• [Exercise task]: Copy the data below exactly.

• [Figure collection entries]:
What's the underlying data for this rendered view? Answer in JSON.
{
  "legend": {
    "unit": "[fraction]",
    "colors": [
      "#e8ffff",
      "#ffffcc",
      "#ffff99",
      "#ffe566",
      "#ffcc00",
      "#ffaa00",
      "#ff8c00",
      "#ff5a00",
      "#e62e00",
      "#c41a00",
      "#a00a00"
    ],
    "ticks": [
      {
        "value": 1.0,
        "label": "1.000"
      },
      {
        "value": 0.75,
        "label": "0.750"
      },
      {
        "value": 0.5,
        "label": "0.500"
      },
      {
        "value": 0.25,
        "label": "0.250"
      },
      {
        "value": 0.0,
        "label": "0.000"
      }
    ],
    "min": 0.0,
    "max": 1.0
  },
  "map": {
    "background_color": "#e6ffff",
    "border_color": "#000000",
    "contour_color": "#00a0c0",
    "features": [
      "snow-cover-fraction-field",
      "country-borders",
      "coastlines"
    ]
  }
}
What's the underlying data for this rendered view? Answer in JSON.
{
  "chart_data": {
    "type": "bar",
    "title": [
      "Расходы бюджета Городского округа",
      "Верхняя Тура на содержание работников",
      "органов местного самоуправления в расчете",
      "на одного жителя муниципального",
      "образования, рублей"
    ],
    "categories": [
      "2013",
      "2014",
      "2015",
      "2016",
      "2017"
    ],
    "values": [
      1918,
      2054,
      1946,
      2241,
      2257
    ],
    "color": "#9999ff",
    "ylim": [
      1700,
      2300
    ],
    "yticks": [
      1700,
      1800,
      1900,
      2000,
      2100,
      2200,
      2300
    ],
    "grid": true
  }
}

• [Problem solution]:
What's the underlying data for this rendered view? Answer in JSON.
{
  "legend": {
    "unit": "[fraction]",
    "colors": [
      "#e8ffff",
      "#ffffcc",
      "#ffff99",
      "#ffe566",
      "#ffcc00",
      "#ffaa00",
      "#ff8c00",
      "#ff5a00",
      "#e62e00",
      "#c41a00",
      "#a00a00"
    ],
    "ticks": [
      {
        "value": 1.0,
        "label": "1.000"
      },
      {
        "value": 0.75,
        "label": "0.750"
      },
      {
        "value": 0.5,
        "label": "0.500"
      },
      {
        "value": 0.25,
        "label": "0.250"
      },
      {
        "value": 0.0,
        "label": "0.000"
      }
    ],
    "min": 0.0,
    "max": 1.0
  },
  "map": {
    "background_color": "#e6ffff",
    "border_color": "#000000",
    "contour_color": "#00a0c0",
    "features": [
      "snow-cover-fraction-field",
      "country-borders",
      "coastlines"
    ]
  }
}
What's the underlying data for this rendered view? Answer in JSON.
{
  "chart_data": {
    "type": "bar",
    "title": [
      "Расходы бюджета Городского округа",
      "Верхняя Тура на содержание работников",
      "органов местного самоуправления в расчете",
      "на одного жителя муниципального",
      "образования, рублей"
    ],
    "categories": [
      "2013",
      "2014",
      "2015",
      "2016",
      "2017"
    ],
    "values": [
      1918,
      2054,
      1946,
      2241,
      2257
    ],
    "color": "#9999ff",
    "ylim": [
      1700,
      2300
    ],
    "yticks": [
      1700,
      1800,
      1900,
      2000,
      2100,
      2200,
      2300
    ],
    "grid": true
  }
}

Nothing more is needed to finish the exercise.